Go through the entries below and retype them exactly, omitting each picture.

——————————

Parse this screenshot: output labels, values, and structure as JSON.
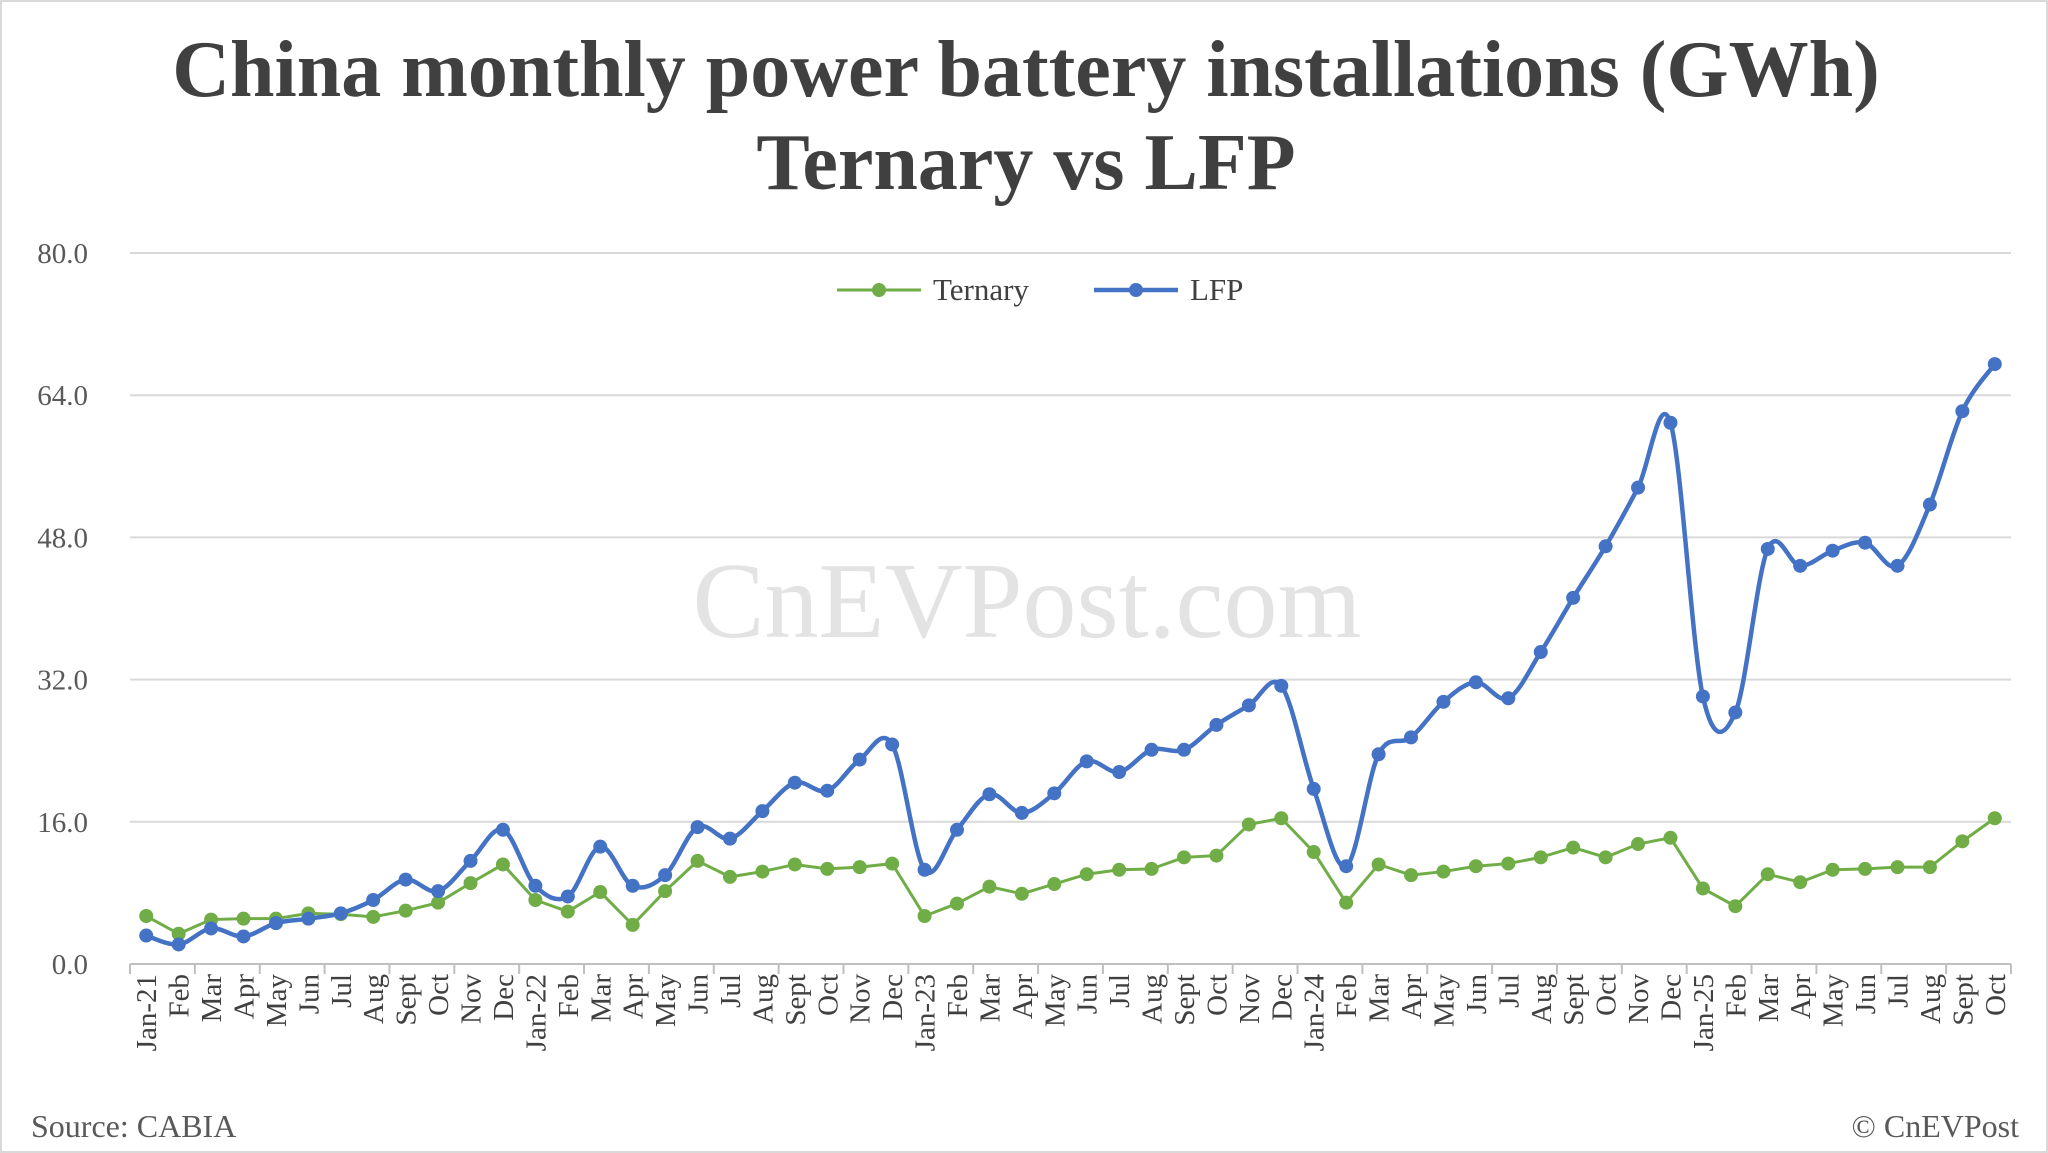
{
  "chart_data": {
    "type": "line",
    "title": "China monthly power battery installations (GWh)",
    "subtitle": "Ternary vs LFP",
    "xlabel": "",
    "ylabel": "",
    "ylim": [
      0,
      80
    ],
    "yticks": [
      "0.0",
      "16.0",
      "32.0",
      "48.0",
      "64.0",
      "80.0"
    ],
    "grid": true,
    "legend_position": "top-center",
    "categories": [
      "Jan-21",
      "Feb",
      "Mar",
      "Apr",
      "May",
      "Jun",
      "Jul",
      "Aug",
      "Sept",
      "Oct",
      "Nov",
      "Dec",
      "Jan-22",
      "Feb",
      "Mar",
      "Apr",
      "May",
      "Jun",
      "Jul",
      "Aug",
      "Sept",
      "Oct",
      "Nov",
      "Dec",
      "Jan-23",
      "Feb",
      "Mar",
      "Apr",
      "May",
      "Jun",
      "Jul",
      "Aug",
      "Sept",
      "Oct",
      "Nov",
      "Dec",
      "Jan-24",
      "Feb",
      "Mar",
      "Apr",
      "May",
      "Jun",
      "Jul",
      "Aug",
      "Sept",
      "Oct",
      "Nov",
      "Dec",
      "Jan-25",
      "Feb",
      "Mar",
      "Apr",
      "May",
      "Jun",
      "Jul",
      "Aug",
      "Sept",
      "Oct"
    ],
    "series": [
      {
        "name": "Ternary",
        "color": "#70ad47",
        "smooth": false,
        "values": [
          5.4,
          3.4,
          5.0,
          5.1,
          5.1,
          5.7,
          5.6,
          5.3,
          6.0,
          6.9,
          9.1,
          11.2,
          7.2,
          5.9,
          8.1,
          4.4,
          8.2,
          11.6,
          9.8,
          10.4,
          11.2,
          10.7,
          10.9,
          11.3,
          5.4,
          6.8,
          8.7,
          7.9,
          9.0,
          10.1,
          10.6,
          10.7,
          12.0,
          12.2,
          15.7,
          16.4,
          12.6,
          6.9,
          11.2,
          10.0,
          10.4,
          11.0,
          11.3,
          12.0,
          13.1,
          12.0,
          13.5,
          14.2,
          8.5,
          6.5,
          10.1,
          9.2,
          10.6,
          10.7,
          10.9,
          10.9,
          13.8,
          16.4
        ]
      },
      {
        "name": "LFP",
        "color": "#4472c4",
        "smooth": true,
        "values": [
          3.2,
          2.2,
          4.0,
          3.1,
          4.6,
          5.1,
          5.7,
          7.2,
          9.5,
          8.2,
          11.6,
          15.1,
          8.8,
          7.6,
          13.2,
          8.8,
          10.0,
          15.4,
          14.1,
          17.2,
          20.4,
          19.5,
          23.0,
          24.7,
          10.6,
          15.1,
          19.1,
          17.0,
          19.2,
          22.8,
          21.6,
          24.1,
          24.1,
          26.9,
          29.1,
          31.3,
          19.7,
          11.0,
          23.6,
          25.5,
          29.5,
          31.7,
          29.9,
          35.1,
          41.2,
          47.0,
          53.6,
          60.9,
          30.1,
          28.3,
          46.7,
          44.8,
          46.5,
          47.4,
          44.8,
          51.7,
          62.2,
          67.5
        ]
      }
    ]
  },
  "watermark": "CnEVPost.com",
  "footer": {
    "source": "Source: CABIA",
    "copyright": "© CnEVPost"
  }
}
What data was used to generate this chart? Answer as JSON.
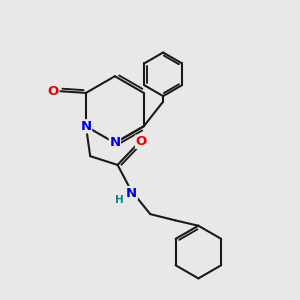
{
  "bg_color": "#e8e8e8",
  "bond_color": "#1a1a1a",
  "bond_width": 1.5,
  "atom_colors": {
    "N": "#0000ee",
    "O": "#ee0000",
    "H": "#008888",
    "C": "#1a1a1a"
  },
  "font_size_atoms": 8.5,
  "fig_bg": "#e8e8e8"
}
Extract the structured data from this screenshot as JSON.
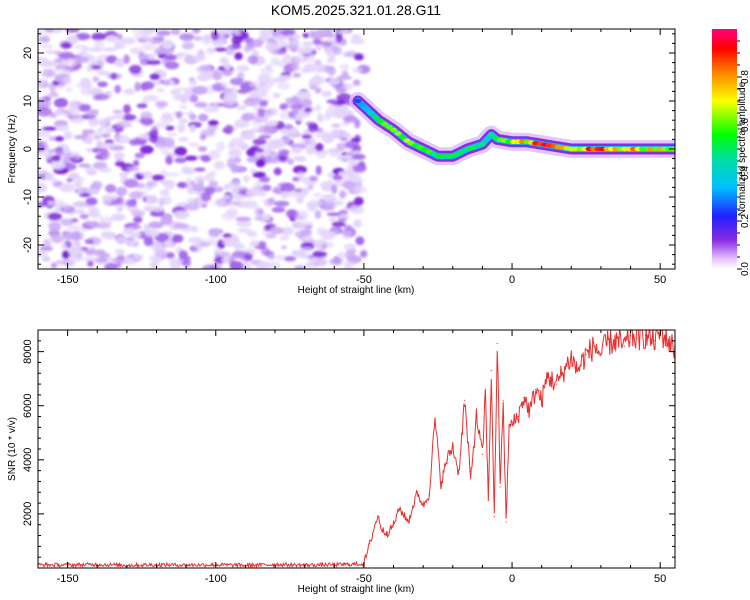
{
  "title": "KOM5.2025.321.01.28.G11",
  "chart_data": [
    {
      "type": "heatmap",
      "xlabel": "Height of straight line (km)",
      "ylabel": "Frequency (Hz)",
      "xlim": [
        -160,
        55
      ],
      "ylim": [
        -25,
        25
      ],
      "xticks": [
        -150,
        -100,
        -50,
        0,
        50
      ],
      "yticks": [
        -20,
        -10,
        0,
        10,
        20
      ],
      "noise_region_x": [
        -160,
        -50
      ],
      "ridge": {
        "x": [
          -52,
          -45,
          -40,
          -35,
          -30,
          -25,
          -20,
          -15,
          -10,
          -7,
          -5,
          0,
          5,
          10,
          15,
          20,
          30,
          40,
          55
        ],
        "freq": [
          10,
          6,
          4,
          1.5,
          0,
          -1.5,
          -1.5,
          0,
          1,
          3,
          2,
          1.5,
          1.5,
          1,
          0.5,
          0,
          0,
          0,
          0
        ],
        "amplitude": [
          0.3,
          0.55,
          0.6,
          0.7,
          0.65,
          0.55,
          0.6,
          0.6,
          0.55,
          0.45,
          0.55,
          0.75,
          0.8,
          0.9,
          0.85,
          0.8,
          0.9,
          0.8,
          0.7
        ]
      },
      "colorbar": {
        "label": "Normalized spectral amplitude",
        "range": [
          0,
          1
        ],
        "ticks": [
          "0.0",
          "0.2",
          "0.4",
          "0.6",
          "0.8"
        ]
      }
    },
    {
      "type": "line",
      "xlabel": "Height of straight line (km)",
      "ylabel": "SNR (10 * v/v)",
      "xlim": [
        -160,
        55
      ],
      "ylim": [
        0,
        8800
      ],
      "xticks": [
        -150,
        -100,
        -50,
        0,
        50
      ],
      "yticks": [
        2000,
        4000,
        6000,
        8000
      ],
      "series": [
        {
          "name": "SNR",
          "color": "#e83030",
          "x": [
            -160,
            -150,
            -140,
            -130,
            -120,
            -110,
            -100,
            -90,
            -80,
            -70,
            -60,
            -50,
            -48,
            -46,
            -45,
            -44,
            -42,
            -40,
            -38,
            -35,
            -32,
            -30,
            -28,
            -26,
            -24,
            -22,
            -20,
            -18,
            -16,
            -14,
            -12,
            -10,
            -9,
            -8,
            -7,
            -6,
            -5,
            -4,
            -3,
            -2,
            -1,
            0,
            2,
            4,
            6,
            8,
            10,
            12,
            15,
            18,
            20,
            22,
            25,
            28,
            30,
            32,
            35,
            38,
            40,
            42,
            45,
            48,
            50,
            52,
            55
          ],
          "y": [
            120,
            110,
            130,
            100,
            120,
            110,
            120,
            100,
            130,
            110,
            120,
            150,
            900,
            1700,
            1900,
            1400,
            1300,
            1600,
            2200,
            1700,
            2800,
            2300,
            2700,
            5500,
            3100,
            4000,
            4500,
            3500,
            6200,
            3300,
            5600,
            4200,
            6500,
            2500,
            7300,
            1900,
            8300,
            3000,
            6200,
            1700,
            5200,
            5300,
            5600,
            6300,
            5800,
            6600,
            6200,
            7100,
            6800,
            7400,
            7800,
            7300,
            7900,
            8200,
            7900,
            8300,
            8400,
            8200,
            8600,
            8500,
            8600,
            8400,
            8700,
            8500,
            8100
          ]
        }
      ]
    }
  ]
}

——————————

*COMPLETE RESPONSE*.
Parse this screenshot: output labels, values, and structure as JSON.
{
  "chart_data": {
    "type": "line",
    "title": "China monthly power battery installations (GWh)",
    "subtitle": "Ternary vs LFP",
    "xlabel": "",
    "ylabel": "",
    "ylim": [
      0,
      80
    ],
    "yticks": [
      "0.0",
      "16.0",
      "32.0",
      "48.0",
      "64.0",
      "80.0"
    ],
    "grid": true,
    "legend_position": "top-center",
    "categories": [
      "Jan-21",
      "Feb",
      "Mar",
      "Apr",
      "May",
      "Jun",
      "Jul",
      "Aug",
      "Sept",
      "Oct",
      "Nov",
      "Dec",
      "Jan-22",
      "Feb",
      "Mar",
      "Apr",
      "May",
      "Jun",
      "Jul",
      "Aug",
      "Sept",
      "Oct",
      "Nov",
      "Dec",
      "Jan-23",
      "Feb",
      "Mar",
      "Apr",
      "May",
      "Jun",
      "Jul",
      "Aug",
      "Sept",
      "Oct",
      "Nov",
      "Dec",
      "Jan-24",
      "Feb",
      "Mar",
      "Apr",
      "May",
      "Jun",
      "Jul",
      "Aug",
      "Sept",
      "Oct",
      "Nov",
      "Dec",
      "Jan-25",
      "Feb",
      "Mar",
      "Apr",
      "May",
      "Jun",
      "Jul",
      "Aug",
      "Sept",
      "Oct"
    ],
    "series": [
      {
        "name": "Ternary",
        "color": "#70ad47",
        "smooth": false,
        "values": [
          5.4,
          3.4,
          5.0,
          5.1,
          5.1,
          5.7,
          5.6,
          5.3,
          6.0,
          6.9,
          9.1,
          11.2,
          7.2,
          5.9,
          8.1,
          4.4,
          8.2,
          11.6,
          9.8,
          10.4,
          11.2,
          10.7,
          10.9,
          11.3,
          5.4,
          6.8,
          8.7,
          7.9,
          9.0,
          10.1,
          10.6,
          10.7,
          12.0,
          12.2,
          15.7,
          16.4,
          12.6,
          6.9,
          11.2,
          10.0,
          10.4,
          11.0,
          11.3,
          12.0,
          13.1,
          12.0,
          13.5,
          14.2,
          8.5,
          6.5,
          10.1,
          9.2,
          10.6,
          10.7,
          10.9,
          10.9,
          13.8,
          16.4
        ]
      },
      {
        "name": "LFP",
        "color": "#4472c4",
        "smooth": true,
        "values": [
          3.2,
          2.2,
          4.0,
          3.1,
          4.6,
          5.1,
          5.7,
          7.2,
          9.5,
          8.2,
          11.6,
          15.1,
          8.8,
          7.6,
          13.2,
          8.8,
          10.0,
          15.4,
          14.1,
          17.2,
          20.4,
          19.5,
          23.0,
          24.7,
          10.6,
          15.1,
          19.1,
          17.0,
          19.2,
          22.8,
          21.6,
          24.1,
          24.1,
          26.9,
          29.1,
          31.3,
          19.7,
          11.0,
          23.6,
          25.5,
          29.5,
          31.7,
          29.9,
          35.1,
          41.2,
          47.0,
          53.6,
          60.9,
          30.1,
          28.3,
          46.7,
          44.8,
          46.5,
          47.4,
          44.8,
          51.7,
          62.2,
          67.5
        ]
      }
    ]
  },
  "watermark": "CnEVPost.com",
  "footer": {
    "source": "Source: CABIA",
    "copyright": "© CnEVPost"
  }
}
What data was used to generate this chart? Answer as JSON.
{
  "bg_color": "#e8e8e8",
  "bond_color": "#1a1a1a",
  "bond_width": 1.5,
  "atom_colors": {
    "N": "#0000ee",
    "O": "#ee0000",
    "H": "#008888",
    "C": "#1a1a1a"
  },
  "font_size_atoms": 8.5,
  "fig_bg": "#e8e8e8"
}
Extract the structured data from this screenshot as JSON.
{
  "title": "KOM5.2025.321.01.28.G11",
  "chart_data": [
    {
      "type": "heatmap",
      "xlabel": "Height of straight line (km)",
      "ylabel": "Frequency (Hz)",
      "xlim": [
        -160,
        55
      ],
      "ylim": [
        -25,
        25
      ],
      "xticks": [
        -150,
        -100,
        -50,
        0,
        50
      ],
      "yticks": [
        -20,
        -10,
        0,
        10,
        20
      ],
      "noise_region_x": [
        -160,
        -50
      ],
      "ridge": {
        "x": [
          -52,
          -45,
          -40,
          -35,
          -30,
          -25,
          -20,
          -15,
          -10,
          -7,
          -5,
          0,
          5,
          10,
          15,
          20,
          30,
          40,
          55
        ],
        "freq": [
          10,
          6,
          4,
          1.5,
          0,
          -1.5,
          -1.5,
          0,
          1,
          3,
          2,
          1.5,
          1.5,
          1,
          0.5,
          0,
          0,
          0,
          0
        ],
        "amplitude": [
          0.3,
          0.55,
          0.6,
          0.7,
          0.65,
          0.55,
          0.6,
          0.6,
          0.55,
          0.45,
          0.55,
          0.75,
          0.8,
          0.9,
          0.85,
          0.8,
          0.9,
          0.8,
          0.7
        ]
      },
      "colorbar": {
        "label": "Normalized spectral amplitude",
        "range": [
          0,
          1
        ],
        "ticks": [
          "0.0",
          "0.2",
          "0.4",
          "0.6",
          "0.8"
        ]
      }
    },
    {
      "type": "line",
      "xlabel": "Height of straight line (km)",
      "ylabel": "SNR (10 * v/v)",
      "xlim": [
        -160,
        55
      ],
      "ylim": [
        0,
        8800
      ],
      "xticks": [
        -150,
        -100,
        -50,
        0,
        50
      ],
      "yticks": [
        2000,
        4000,
        6000,
        8000
      ],
      "series": [
        {
          "name": "SNR",
          "color": "#e83030",
          "x": [
            -160,
            -150,
            -140,
            -130,
            -120,
            -110,
            -100,
            -90,
            -80,
            -70,
            -60,
            -50,
            -48,
            -46,
            -45,
            -44,
            -42,
            -40,
            -38,
            -35,
            -32,
            -30,
            -28,
            -26,
            -24,
            -22,
            -20,
            -18,
            -16,
            -14,
            -12,
            -10,
            -9,
            -8,
            -7,
            -6,
            -5,
            -4,
            -3,
            -2,
            -1,
            0,
            2,
            4,
            6,
            8,
            10,
            12,
            15,
            18,
            20,
            22,
            25,
            28,
            30,
            32,
            35,
            38,
            40,
            42,
            45,
            48,
            50,
            52,
            55
          ],
          "y": [
            120,
            110,
            130,
            100,
            120,
            110,
            120,
            100,
            130,
            110,
            120,
            150,
            900,
            1700,
            1900,
            1400,
            1300,
            1600,
            2200,
            1700,
            2800,
            2300,
            2700,
            5500,
            3100,
            4000,
            4500,
            3500,
            6200,
            3300,
            5600,
            4200,
            6500,
            2500,
            7300,
            1900,
            8300,
            3000,
            6200,
            1700,
            5200,
            5300,
            5600,
            6300,
            5800,
            6600,
            6200,
            7100,
            6800,
            7400,
            7800,
            7300,
            7900,
            8200,
            7900,
            8300,
            8400,
            8200,
            8600,
            8500,
            8600,
            8400,
            8700,
            8500,
            8100
          ]
        }
      ]
    }
  ]
}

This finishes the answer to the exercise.